Source data:
::::::::::
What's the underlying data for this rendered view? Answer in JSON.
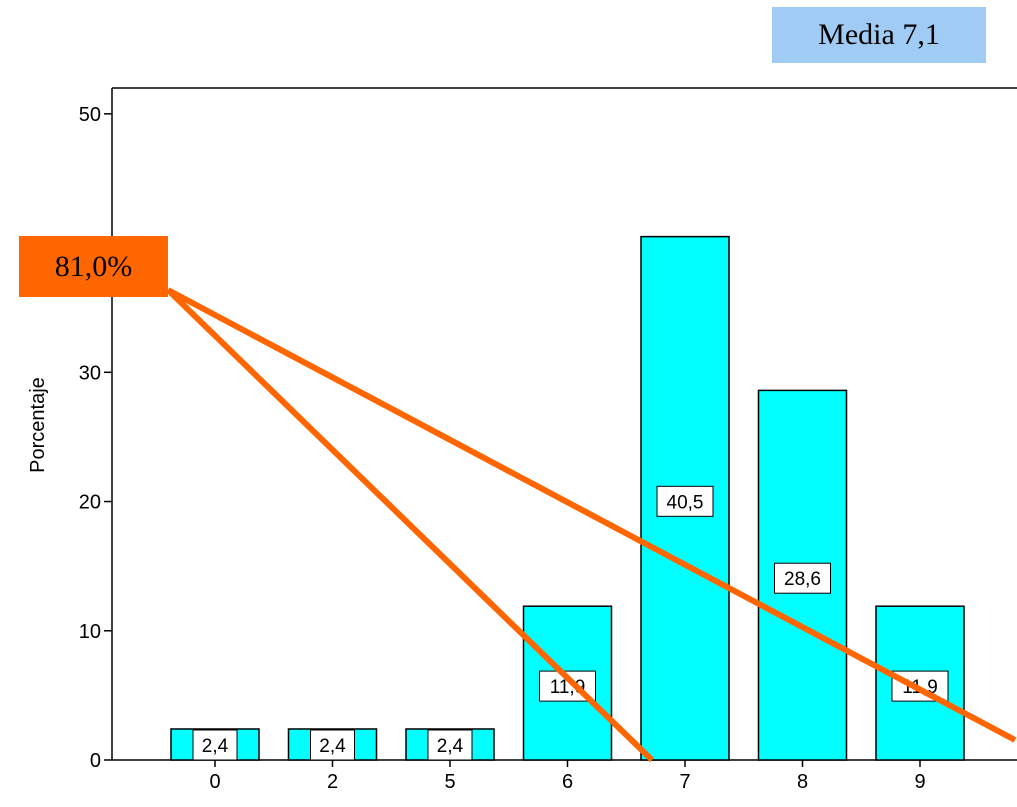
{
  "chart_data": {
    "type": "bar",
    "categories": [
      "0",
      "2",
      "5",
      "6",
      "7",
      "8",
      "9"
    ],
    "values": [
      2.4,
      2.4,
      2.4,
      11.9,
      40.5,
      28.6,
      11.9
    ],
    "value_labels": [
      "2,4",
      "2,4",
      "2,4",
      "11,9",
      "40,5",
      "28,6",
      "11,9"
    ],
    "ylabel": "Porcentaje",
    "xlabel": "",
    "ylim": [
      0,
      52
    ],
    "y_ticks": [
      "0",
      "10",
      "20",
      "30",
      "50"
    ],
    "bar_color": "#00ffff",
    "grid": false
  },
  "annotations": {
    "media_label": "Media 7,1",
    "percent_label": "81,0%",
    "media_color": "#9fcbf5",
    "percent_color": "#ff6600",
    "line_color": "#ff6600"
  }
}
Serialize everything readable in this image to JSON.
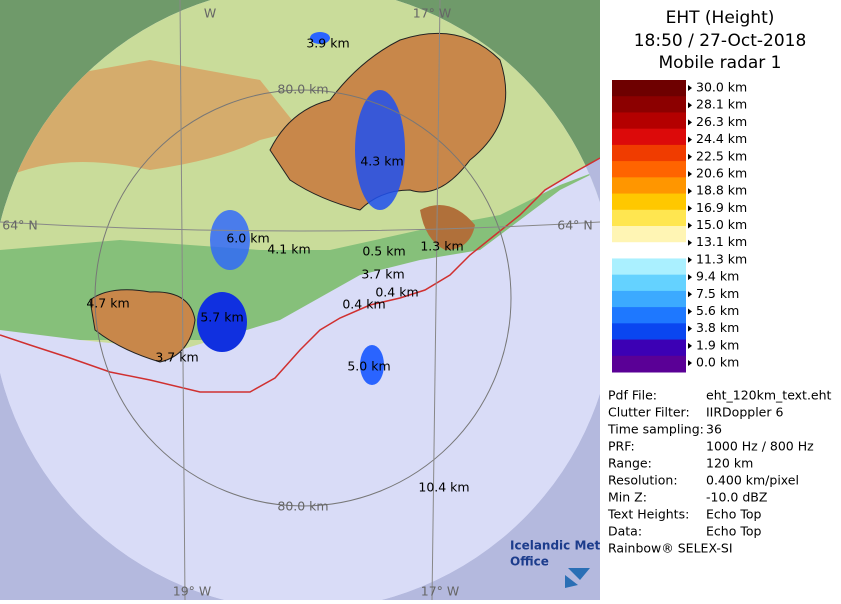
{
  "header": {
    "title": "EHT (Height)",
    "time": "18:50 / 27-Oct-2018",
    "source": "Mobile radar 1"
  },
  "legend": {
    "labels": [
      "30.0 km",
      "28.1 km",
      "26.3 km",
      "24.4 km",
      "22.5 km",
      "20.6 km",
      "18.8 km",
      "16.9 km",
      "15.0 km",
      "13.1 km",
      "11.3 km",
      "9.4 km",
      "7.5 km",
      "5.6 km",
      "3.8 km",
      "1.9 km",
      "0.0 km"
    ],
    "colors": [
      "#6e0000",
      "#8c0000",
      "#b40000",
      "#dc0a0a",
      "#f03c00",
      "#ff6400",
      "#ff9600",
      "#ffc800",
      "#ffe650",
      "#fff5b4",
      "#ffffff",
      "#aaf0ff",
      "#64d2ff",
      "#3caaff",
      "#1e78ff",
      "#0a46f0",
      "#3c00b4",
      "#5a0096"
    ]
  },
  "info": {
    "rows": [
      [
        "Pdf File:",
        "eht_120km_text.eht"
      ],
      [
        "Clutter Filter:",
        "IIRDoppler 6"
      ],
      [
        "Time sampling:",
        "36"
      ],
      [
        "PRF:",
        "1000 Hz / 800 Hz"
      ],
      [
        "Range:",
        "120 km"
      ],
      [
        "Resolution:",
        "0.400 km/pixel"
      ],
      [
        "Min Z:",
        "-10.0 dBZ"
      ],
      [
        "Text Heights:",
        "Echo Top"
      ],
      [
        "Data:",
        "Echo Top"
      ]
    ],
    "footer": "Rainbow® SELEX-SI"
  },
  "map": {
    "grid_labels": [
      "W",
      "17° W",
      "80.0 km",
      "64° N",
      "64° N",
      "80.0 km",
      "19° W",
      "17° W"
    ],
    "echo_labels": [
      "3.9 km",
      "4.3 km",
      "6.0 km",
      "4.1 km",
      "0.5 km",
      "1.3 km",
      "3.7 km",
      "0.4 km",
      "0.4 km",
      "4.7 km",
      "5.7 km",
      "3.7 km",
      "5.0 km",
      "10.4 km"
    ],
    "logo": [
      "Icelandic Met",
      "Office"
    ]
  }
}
::::::::::
[PROBLEM]
Read the data above. Pull out each line in which the string "this" appears.

[COMPLETED TASK]
What's the underlying data for this rendered view? Answer in JSON.
Serialize everything readable in this image to JSON.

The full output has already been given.